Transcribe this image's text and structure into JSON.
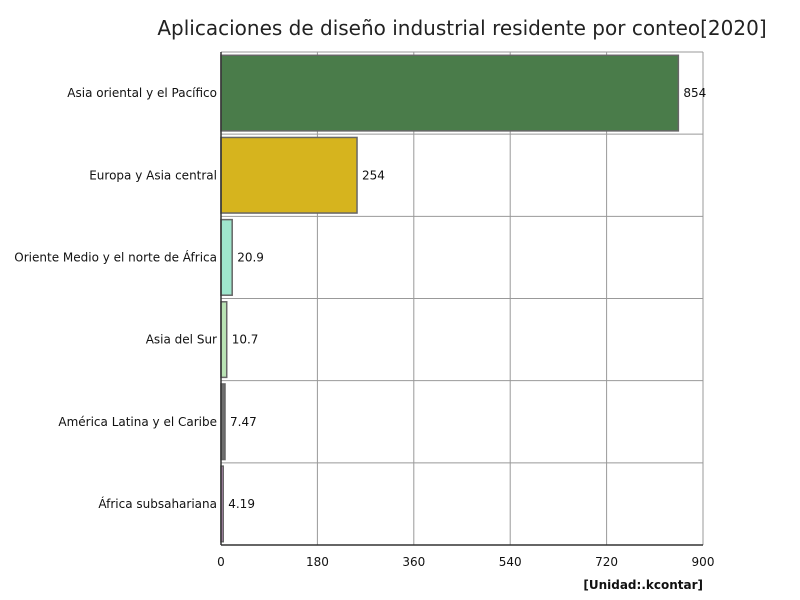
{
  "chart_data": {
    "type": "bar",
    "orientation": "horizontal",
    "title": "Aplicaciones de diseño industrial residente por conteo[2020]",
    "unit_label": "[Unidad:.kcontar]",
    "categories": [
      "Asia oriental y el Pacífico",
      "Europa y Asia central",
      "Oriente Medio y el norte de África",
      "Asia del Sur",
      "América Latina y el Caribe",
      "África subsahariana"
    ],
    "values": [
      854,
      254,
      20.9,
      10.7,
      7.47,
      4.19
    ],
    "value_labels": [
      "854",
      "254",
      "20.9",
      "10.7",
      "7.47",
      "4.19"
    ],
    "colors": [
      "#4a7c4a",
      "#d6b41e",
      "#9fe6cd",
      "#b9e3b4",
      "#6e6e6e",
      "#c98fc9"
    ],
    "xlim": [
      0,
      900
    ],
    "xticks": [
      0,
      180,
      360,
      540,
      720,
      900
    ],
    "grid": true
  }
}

** EXERCISE GOAL **
Repeat the data exactly, excluding the pictures.

** RESPONSE BELOW **
Transcribe this image's text and structure into JSON.
{
  "chart_data": {
    "type": "bar",
    "orientation": "horizontal",
    "title": "Aplicaciones de diseño industrial residente por conteo[2020]",
    "unit_label": "[Unidad:.kcontar]",
    "categories": [
      "Asia oriental y el Pacífico",
      "Europa y Asia central",
      "Oriente Medio y el norte de África",
      "Asia del Sur",
      "América Latina y el Caribe",
      "África subsahariana"
    ],
    "values": [
      854,
      254,
      20.9,
      10.7,
      7.47,
      4.19
    ],
    "value_labels": [
      "854",
      "254",
      "20.9",
      "10.7",
      "7.47",
      "4.19"
    ],
    "colors": [
      "#4a7c4a",
      "#d6b41e",
      "#9fe6cd",
      "#b9e3b4",
      "#6e6e6e",
      "#c98fc9"
    ],
    "xlim": [
      0,
      900
    ],
    "xticks": [
      0,
      180,
      360,
      540,
      720,
      900
    ],
    "grid": true
  }
}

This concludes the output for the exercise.